Input rows
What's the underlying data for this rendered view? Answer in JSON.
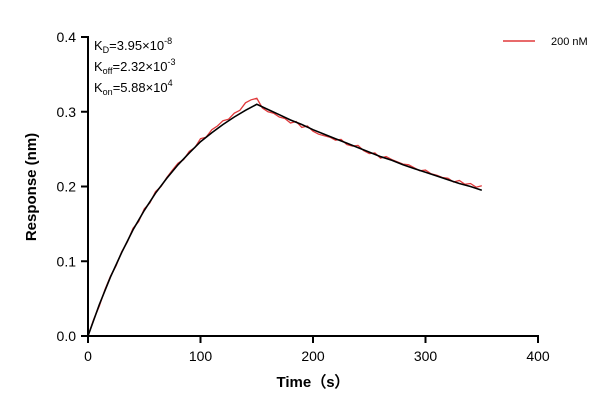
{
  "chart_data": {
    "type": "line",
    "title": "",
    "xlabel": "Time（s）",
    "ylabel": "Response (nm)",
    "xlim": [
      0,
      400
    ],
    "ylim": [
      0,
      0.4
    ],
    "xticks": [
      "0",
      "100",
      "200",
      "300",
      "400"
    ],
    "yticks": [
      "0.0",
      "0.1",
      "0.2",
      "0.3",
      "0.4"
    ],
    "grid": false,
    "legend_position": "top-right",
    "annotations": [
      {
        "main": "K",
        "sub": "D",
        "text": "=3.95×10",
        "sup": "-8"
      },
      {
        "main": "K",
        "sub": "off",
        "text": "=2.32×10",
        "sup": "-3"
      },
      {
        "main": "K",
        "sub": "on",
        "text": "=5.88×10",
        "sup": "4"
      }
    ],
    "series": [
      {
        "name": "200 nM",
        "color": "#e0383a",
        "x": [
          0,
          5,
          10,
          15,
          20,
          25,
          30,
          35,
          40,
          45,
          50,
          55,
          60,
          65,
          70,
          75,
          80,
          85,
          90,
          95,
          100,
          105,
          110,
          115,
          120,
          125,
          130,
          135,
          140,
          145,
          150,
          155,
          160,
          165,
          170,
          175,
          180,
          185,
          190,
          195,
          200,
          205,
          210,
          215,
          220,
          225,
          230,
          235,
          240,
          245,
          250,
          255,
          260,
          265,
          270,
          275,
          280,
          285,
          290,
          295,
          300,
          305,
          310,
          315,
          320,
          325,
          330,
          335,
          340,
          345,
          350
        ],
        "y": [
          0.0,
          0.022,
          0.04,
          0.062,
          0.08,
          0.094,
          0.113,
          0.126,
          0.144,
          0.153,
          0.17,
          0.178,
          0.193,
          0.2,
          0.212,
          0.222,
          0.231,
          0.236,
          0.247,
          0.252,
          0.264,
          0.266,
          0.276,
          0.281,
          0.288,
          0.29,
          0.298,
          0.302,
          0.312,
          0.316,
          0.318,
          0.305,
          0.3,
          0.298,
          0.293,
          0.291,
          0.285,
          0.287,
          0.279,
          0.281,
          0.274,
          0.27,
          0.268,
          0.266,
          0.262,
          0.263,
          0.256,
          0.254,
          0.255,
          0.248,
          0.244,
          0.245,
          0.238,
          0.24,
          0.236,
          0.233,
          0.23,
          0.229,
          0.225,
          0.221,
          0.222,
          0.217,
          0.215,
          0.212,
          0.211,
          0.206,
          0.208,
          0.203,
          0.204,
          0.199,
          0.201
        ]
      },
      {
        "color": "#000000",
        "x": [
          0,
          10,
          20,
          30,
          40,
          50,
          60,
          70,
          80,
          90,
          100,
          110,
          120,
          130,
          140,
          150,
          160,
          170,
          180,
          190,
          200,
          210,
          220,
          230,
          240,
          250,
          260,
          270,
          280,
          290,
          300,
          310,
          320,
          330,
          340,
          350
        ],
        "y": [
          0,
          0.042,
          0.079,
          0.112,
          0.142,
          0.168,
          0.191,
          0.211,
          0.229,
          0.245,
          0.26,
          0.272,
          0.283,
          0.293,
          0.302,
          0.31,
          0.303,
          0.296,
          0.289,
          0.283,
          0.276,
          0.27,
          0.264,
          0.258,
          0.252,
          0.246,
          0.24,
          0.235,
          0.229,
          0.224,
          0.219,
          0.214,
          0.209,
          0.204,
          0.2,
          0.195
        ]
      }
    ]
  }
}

---

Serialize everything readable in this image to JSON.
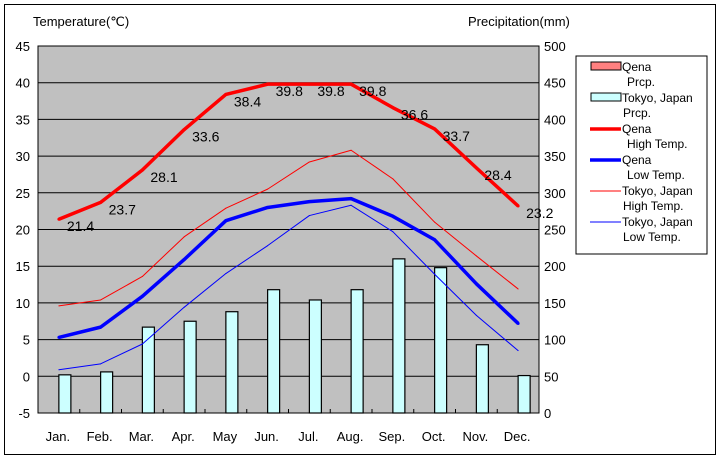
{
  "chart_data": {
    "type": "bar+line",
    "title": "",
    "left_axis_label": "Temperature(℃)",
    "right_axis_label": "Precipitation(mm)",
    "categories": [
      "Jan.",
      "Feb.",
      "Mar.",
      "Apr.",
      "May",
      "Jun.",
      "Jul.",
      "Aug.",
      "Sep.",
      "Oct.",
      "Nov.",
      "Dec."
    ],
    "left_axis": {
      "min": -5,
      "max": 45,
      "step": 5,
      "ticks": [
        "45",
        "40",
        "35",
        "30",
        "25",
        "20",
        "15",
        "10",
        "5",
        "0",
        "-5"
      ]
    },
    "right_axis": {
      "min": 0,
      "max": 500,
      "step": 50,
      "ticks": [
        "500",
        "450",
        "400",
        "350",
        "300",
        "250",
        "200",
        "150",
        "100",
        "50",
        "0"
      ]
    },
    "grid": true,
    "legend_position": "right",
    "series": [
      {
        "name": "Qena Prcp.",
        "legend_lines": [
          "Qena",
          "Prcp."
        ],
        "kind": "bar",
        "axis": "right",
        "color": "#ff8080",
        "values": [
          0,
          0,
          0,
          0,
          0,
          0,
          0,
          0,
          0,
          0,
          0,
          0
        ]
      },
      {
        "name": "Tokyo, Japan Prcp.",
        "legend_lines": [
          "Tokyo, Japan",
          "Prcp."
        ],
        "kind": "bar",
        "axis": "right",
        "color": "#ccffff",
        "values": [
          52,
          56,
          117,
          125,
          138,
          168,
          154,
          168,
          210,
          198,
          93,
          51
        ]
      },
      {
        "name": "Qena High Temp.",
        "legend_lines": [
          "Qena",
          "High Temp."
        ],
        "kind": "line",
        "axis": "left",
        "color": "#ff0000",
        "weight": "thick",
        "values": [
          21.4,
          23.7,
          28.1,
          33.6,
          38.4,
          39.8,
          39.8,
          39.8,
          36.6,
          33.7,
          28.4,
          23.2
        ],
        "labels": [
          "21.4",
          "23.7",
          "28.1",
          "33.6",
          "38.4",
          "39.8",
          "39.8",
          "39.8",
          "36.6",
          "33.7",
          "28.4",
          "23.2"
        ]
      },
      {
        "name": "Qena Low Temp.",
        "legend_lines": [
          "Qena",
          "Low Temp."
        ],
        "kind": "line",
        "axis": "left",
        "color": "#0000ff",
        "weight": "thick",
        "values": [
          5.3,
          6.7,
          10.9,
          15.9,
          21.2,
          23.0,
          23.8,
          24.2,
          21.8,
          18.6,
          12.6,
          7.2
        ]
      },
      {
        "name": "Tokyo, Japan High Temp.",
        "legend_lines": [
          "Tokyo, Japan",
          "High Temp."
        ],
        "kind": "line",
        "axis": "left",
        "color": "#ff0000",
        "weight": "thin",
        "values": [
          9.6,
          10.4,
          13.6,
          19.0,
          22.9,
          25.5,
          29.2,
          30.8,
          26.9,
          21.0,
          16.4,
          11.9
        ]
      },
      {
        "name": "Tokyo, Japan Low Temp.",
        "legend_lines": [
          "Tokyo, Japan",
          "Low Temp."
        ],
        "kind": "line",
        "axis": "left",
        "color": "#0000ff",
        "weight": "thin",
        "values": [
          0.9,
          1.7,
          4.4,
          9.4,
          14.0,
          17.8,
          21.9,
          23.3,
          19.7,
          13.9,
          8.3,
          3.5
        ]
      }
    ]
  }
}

* * *

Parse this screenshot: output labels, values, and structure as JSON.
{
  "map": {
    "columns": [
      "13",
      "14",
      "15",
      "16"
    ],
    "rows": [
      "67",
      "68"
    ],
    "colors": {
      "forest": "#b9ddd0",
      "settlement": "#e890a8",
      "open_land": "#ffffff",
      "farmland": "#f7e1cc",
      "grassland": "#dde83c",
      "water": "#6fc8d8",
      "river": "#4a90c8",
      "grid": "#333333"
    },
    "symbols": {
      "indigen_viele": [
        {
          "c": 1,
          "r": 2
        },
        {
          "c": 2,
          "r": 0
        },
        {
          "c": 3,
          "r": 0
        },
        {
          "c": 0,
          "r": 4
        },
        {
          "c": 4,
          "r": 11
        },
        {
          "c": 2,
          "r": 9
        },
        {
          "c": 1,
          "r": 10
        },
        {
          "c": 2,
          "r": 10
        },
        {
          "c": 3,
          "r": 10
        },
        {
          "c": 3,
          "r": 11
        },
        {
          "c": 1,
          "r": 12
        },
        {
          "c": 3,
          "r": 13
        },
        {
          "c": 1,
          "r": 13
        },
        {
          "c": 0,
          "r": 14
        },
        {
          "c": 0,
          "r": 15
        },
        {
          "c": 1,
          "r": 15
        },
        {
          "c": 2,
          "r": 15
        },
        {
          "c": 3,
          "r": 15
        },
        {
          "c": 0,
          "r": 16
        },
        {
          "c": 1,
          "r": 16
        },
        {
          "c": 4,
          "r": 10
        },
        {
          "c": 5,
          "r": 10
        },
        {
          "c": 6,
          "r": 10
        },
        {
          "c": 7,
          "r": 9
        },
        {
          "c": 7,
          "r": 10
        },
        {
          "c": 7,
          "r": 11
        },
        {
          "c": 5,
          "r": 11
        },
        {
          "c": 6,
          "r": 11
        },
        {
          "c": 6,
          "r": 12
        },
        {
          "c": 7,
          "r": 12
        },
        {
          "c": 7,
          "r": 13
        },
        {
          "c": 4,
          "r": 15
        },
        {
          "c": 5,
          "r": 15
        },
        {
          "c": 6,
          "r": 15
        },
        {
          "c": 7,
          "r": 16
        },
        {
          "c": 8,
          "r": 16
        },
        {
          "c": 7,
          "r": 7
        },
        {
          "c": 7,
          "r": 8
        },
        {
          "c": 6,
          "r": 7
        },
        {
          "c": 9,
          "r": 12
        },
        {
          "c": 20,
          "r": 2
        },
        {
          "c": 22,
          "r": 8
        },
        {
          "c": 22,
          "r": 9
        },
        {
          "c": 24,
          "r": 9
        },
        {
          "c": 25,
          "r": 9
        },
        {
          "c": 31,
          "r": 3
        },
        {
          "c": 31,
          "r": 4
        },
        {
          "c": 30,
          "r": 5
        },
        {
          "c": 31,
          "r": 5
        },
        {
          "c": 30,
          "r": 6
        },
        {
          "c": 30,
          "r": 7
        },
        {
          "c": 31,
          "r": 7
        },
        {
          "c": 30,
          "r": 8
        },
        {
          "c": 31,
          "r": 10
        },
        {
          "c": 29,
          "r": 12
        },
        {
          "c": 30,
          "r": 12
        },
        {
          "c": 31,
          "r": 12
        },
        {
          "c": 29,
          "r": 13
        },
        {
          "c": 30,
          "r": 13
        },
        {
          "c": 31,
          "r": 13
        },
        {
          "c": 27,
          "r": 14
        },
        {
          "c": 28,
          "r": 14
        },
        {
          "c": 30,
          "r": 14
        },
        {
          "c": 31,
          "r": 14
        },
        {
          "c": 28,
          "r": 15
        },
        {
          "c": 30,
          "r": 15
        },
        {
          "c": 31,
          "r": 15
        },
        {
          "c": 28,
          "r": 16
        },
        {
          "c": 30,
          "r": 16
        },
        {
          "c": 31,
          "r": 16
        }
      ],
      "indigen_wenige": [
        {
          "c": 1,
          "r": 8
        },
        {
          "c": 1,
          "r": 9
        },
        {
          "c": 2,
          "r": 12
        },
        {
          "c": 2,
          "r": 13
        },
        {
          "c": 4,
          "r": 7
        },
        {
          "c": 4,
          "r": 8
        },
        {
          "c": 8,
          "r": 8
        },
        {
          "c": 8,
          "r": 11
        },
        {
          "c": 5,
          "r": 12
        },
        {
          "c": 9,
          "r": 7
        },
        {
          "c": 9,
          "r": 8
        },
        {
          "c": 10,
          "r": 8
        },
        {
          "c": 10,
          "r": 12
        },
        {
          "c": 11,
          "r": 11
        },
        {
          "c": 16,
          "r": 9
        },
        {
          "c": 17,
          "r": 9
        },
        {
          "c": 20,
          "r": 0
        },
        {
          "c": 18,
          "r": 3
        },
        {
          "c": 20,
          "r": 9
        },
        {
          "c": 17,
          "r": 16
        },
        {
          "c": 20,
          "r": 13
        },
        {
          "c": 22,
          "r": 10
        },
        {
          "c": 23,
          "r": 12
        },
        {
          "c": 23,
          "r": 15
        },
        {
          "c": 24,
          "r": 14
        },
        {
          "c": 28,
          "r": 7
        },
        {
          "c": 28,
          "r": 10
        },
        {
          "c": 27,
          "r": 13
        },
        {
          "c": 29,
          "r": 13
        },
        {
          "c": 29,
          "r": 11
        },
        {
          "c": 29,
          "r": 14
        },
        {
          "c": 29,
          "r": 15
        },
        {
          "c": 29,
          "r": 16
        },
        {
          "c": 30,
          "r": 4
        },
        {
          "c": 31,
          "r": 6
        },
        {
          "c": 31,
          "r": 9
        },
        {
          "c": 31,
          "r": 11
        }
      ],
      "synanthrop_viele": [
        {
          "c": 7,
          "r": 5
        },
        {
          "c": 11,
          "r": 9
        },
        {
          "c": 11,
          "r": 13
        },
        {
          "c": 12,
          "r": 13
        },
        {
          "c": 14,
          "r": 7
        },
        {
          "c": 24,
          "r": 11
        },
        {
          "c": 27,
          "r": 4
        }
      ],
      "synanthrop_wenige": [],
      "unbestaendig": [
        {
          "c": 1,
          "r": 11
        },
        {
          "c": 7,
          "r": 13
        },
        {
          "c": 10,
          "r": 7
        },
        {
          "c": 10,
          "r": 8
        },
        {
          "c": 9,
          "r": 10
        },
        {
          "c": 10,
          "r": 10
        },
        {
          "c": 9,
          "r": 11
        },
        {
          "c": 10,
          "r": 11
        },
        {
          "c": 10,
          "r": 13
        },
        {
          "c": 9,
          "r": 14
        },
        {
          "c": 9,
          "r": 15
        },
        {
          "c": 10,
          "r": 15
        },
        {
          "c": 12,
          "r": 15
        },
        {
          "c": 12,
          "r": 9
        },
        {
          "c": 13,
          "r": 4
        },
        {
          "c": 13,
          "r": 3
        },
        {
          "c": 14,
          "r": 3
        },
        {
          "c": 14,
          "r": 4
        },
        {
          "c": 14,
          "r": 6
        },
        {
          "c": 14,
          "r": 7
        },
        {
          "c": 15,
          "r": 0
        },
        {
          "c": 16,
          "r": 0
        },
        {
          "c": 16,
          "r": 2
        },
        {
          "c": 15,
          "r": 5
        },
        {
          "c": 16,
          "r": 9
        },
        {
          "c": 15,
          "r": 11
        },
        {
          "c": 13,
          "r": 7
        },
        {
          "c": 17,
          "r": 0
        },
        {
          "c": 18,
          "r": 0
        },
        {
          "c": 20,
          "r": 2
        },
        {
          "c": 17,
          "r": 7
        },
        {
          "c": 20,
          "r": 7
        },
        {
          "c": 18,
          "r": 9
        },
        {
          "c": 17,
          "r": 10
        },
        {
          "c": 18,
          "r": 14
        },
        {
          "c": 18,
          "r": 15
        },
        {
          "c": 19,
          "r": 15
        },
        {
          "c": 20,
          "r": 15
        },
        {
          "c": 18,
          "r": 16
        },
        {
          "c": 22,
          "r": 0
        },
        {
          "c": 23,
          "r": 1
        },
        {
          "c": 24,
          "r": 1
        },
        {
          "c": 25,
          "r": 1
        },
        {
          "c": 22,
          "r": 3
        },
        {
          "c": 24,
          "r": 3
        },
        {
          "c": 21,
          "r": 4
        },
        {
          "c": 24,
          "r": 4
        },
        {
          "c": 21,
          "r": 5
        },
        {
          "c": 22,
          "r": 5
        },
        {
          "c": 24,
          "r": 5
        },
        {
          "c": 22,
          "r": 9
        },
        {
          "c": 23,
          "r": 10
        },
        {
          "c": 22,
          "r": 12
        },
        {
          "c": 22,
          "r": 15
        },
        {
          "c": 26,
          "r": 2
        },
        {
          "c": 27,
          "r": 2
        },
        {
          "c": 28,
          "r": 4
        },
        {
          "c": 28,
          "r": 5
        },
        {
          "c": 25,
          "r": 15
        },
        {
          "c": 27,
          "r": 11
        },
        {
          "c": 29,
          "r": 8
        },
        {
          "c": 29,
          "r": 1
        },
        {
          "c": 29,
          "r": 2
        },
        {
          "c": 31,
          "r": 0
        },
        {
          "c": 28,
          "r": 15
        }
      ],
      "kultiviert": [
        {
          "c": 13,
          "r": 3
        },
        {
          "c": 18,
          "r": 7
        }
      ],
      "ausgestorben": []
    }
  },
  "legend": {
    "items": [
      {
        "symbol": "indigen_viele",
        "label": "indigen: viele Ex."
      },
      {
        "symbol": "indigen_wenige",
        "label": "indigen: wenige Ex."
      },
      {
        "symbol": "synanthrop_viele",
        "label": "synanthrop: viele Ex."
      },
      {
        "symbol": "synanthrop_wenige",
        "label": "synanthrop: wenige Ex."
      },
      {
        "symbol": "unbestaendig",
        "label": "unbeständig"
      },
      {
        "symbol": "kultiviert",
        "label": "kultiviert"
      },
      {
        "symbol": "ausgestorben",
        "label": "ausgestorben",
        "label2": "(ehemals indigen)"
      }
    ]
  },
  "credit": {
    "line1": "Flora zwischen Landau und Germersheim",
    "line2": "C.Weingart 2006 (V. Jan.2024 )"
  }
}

What you need to do
Locate the word "name" in the records and collect each line it appears in.

Expected output
        "name": "200 nM",
        "name": "Qena Prcp.",
        "name": "Tokyo, Japan Prcp.",
        "name": "Qena High Temp.",
        "name": "Qena Low Temp.",
        "name": "Tokyo, Japan High Temp.",
        "name": "Tokyo, Japan Low Temp.",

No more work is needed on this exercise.